* [EXERCISE BRIEF] Gather all lines containing the string "this" and copy them out.
★ ★ ★ ★ ★
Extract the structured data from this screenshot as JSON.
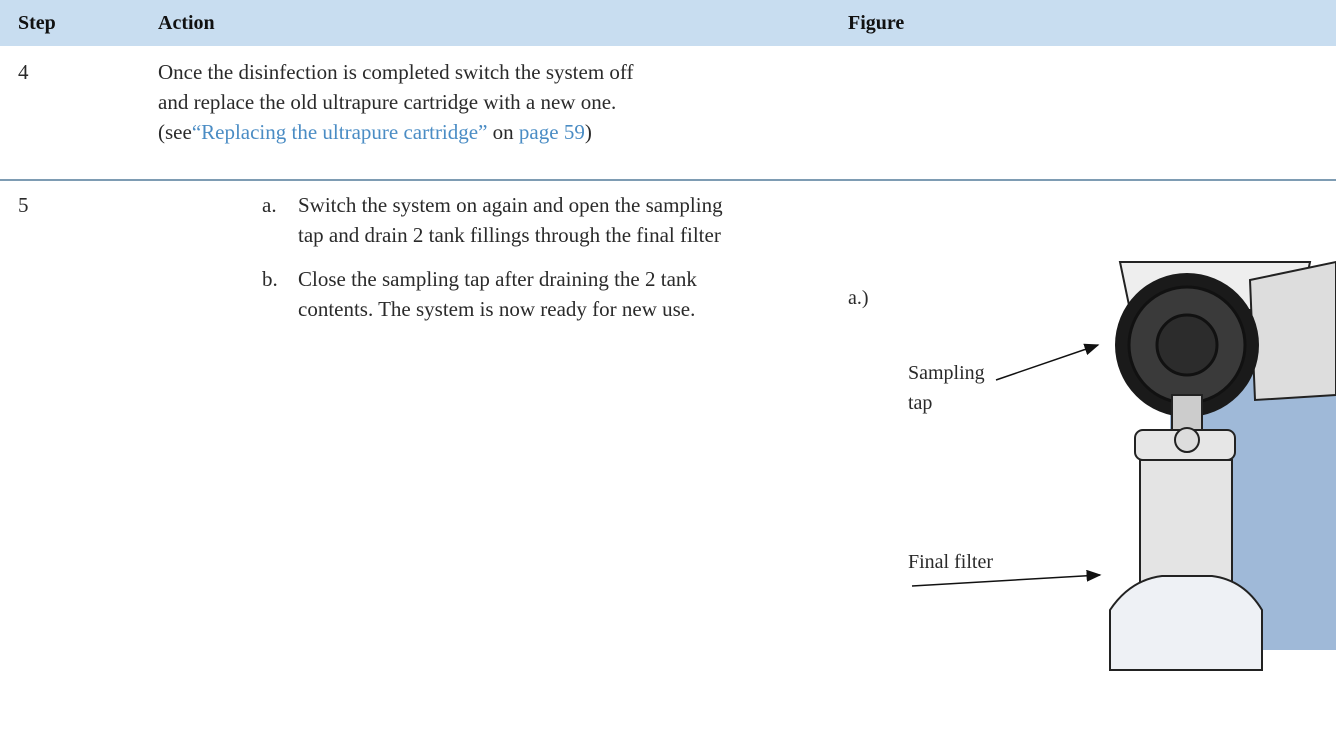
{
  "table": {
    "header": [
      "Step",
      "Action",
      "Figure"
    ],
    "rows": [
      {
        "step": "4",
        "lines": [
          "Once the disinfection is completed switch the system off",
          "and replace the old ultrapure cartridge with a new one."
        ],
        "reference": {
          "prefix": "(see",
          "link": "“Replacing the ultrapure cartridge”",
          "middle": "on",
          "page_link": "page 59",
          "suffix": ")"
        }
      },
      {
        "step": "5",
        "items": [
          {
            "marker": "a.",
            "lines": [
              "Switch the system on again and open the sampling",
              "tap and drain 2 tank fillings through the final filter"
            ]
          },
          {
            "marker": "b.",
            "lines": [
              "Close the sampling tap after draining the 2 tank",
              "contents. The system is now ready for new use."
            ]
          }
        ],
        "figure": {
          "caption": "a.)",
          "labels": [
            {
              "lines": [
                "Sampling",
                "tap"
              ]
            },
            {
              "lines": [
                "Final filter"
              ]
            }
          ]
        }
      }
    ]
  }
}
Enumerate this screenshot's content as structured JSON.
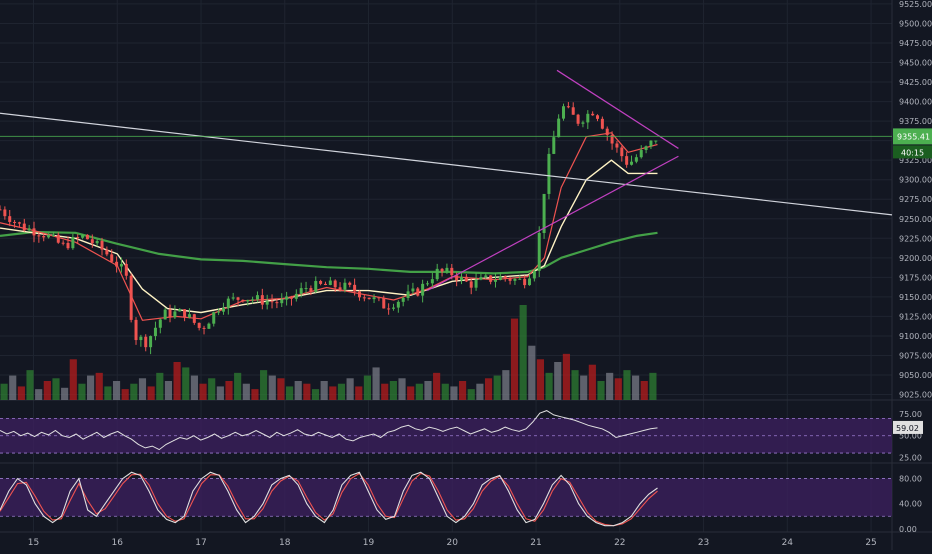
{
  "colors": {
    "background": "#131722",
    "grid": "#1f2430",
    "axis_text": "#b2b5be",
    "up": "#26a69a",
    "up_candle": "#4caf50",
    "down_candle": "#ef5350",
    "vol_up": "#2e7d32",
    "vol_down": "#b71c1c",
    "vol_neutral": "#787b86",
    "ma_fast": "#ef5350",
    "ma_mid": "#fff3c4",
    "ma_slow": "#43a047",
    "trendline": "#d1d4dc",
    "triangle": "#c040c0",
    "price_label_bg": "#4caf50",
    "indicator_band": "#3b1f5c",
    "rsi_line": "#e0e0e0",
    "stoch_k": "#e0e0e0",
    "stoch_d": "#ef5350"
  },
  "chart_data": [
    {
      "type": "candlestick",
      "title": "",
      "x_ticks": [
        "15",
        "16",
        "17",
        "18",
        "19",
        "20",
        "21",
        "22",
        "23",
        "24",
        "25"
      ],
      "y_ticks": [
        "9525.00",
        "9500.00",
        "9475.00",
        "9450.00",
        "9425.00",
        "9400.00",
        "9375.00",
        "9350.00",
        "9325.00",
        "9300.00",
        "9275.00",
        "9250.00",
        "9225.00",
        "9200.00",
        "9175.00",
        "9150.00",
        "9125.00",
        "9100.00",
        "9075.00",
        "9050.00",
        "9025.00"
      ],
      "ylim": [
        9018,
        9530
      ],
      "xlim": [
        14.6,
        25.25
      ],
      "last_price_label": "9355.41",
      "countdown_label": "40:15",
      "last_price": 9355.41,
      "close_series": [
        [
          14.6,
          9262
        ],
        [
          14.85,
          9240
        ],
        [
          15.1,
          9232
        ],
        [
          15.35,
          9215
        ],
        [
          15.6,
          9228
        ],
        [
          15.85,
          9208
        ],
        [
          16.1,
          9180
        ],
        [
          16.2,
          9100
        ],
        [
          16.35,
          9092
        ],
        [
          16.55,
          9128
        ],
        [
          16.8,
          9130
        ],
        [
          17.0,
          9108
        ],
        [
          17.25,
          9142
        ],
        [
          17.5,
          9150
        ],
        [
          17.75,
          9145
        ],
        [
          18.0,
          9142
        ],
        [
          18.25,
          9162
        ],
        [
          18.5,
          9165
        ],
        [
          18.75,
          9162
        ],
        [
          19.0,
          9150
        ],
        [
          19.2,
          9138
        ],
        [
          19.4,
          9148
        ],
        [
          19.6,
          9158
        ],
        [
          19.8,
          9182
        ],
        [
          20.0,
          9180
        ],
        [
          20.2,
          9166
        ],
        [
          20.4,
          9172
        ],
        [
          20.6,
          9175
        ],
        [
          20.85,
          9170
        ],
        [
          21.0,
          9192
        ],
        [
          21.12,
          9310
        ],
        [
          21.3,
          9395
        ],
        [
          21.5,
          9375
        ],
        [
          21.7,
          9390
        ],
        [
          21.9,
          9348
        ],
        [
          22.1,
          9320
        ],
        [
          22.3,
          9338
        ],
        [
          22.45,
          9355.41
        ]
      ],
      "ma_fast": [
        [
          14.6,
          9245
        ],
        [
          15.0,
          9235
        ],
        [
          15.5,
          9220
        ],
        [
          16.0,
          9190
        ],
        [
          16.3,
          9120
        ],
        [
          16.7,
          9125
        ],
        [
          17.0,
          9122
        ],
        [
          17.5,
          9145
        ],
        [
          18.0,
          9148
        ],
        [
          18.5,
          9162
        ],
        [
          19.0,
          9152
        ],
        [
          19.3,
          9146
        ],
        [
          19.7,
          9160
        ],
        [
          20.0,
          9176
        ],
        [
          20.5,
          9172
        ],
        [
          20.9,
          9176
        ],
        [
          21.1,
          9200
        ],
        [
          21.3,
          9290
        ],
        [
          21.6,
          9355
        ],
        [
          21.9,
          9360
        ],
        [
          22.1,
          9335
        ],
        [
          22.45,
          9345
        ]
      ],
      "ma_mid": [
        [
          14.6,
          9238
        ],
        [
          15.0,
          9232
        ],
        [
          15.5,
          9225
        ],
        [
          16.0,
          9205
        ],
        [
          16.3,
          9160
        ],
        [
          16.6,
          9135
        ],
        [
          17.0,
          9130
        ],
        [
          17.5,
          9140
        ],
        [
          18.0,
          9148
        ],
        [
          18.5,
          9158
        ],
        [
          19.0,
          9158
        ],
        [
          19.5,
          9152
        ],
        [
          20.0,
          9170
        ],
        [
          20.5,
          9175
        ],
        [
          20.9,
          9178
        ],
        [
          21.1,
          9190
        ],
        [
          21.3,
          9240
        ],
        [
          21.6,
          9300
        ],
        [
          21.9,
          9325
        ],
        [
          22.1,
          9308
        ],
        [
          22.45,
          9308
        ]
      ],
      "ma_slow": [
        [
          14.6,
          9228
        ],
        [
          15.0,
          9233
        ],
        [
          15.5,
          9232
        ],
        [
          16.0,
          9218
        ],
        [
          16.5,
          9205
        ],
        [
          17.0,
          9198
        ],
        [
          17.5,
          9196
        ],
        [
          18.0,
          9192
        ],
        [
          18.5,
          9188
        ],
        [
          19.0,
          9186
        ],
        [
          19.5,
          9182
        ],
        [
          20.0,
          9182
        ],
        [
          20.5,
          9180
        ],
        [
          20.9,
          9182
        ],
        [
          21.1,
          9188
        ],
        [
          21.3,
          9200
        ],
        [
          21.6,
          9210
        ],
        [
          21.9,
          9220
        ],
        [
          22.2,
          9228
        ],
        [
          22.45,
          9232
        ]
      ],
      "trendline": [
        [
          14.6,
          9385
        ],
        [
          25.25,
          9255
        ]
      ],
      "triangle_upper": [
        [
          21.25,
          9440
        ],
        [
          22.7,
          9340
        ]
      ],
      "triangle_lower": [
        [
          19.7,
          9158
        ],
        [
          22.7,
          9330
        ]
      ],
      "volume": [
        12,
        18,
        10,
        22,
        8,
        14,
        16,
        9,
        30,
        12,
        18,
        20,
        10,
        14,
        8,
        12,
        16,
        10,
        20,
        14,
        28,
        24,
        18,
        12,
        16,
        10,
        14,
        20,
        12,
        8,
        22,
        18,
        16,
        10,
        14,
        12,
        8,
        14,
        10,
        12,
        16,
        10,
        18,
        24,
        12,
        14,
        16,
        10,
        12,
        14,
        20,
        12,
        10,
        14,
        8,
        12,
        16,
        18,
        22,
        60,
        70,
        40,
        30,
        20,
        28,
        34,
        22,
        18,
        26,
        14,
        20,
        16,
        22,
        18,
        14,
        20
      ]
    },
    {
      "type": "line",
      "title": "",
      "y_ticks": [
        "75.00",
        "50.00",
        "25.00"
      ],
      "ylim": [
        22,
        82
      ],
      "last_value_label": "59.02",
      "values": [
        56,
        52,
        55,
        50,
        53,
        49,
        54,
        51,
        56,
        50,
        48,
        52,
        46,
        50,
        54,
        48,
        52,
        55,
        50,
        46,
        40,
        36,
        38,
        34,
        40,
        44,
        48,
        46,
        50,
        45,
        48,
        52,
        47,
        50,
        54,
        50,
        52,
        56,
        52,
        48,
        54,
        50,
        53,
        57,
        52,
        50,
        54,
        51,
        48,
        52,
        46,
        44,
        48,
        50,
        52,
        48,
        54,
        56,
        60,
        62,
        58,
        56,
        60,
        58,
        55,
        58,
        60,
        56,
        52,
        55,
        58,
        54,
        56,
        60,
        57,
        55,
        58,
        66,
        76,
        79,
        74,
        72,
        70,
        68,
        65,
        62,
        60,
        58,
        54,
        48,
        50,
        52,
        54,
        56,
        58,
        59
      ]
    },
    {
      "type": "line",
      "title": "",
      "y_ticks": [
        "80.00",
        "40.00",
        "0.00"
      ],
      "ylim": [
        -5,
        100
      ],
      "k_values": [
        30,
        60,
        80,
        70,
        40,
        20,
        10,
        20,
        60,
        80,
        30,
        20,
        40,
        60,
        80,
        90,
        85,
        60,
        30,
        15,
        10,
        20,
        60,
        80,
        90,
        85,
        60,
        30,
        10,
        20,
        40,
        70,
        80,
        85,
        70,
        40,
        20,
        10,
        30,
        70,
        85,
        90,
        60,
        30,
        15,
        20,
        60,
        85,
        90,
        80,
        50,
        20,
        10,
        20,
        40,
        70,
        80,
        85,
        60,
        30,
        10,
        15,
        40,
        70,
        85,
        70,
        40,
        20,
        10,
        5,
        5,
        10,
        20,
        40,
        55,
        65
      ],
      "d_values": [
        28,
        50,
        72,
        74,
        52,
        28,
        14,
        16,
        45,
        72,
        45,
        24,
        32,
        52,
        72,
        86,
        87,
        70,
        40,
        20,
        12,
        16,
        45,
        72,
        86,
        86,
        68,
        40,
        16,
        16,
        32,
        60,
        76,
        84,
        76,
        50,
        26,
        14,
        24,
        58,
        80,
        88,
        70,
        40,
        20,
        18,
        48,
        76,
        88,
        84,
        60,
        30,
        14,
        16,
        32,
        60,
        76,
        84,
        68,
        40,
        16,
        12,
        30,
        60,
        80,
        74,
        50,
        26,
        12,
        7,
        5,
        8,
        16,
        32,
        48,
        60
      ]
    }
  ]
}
★ ★ ★ ★ ★
* [THE RESULT]
Extract the structured data from this screenshot as JSON.
Enumerate this screenshot's content as structured JSON.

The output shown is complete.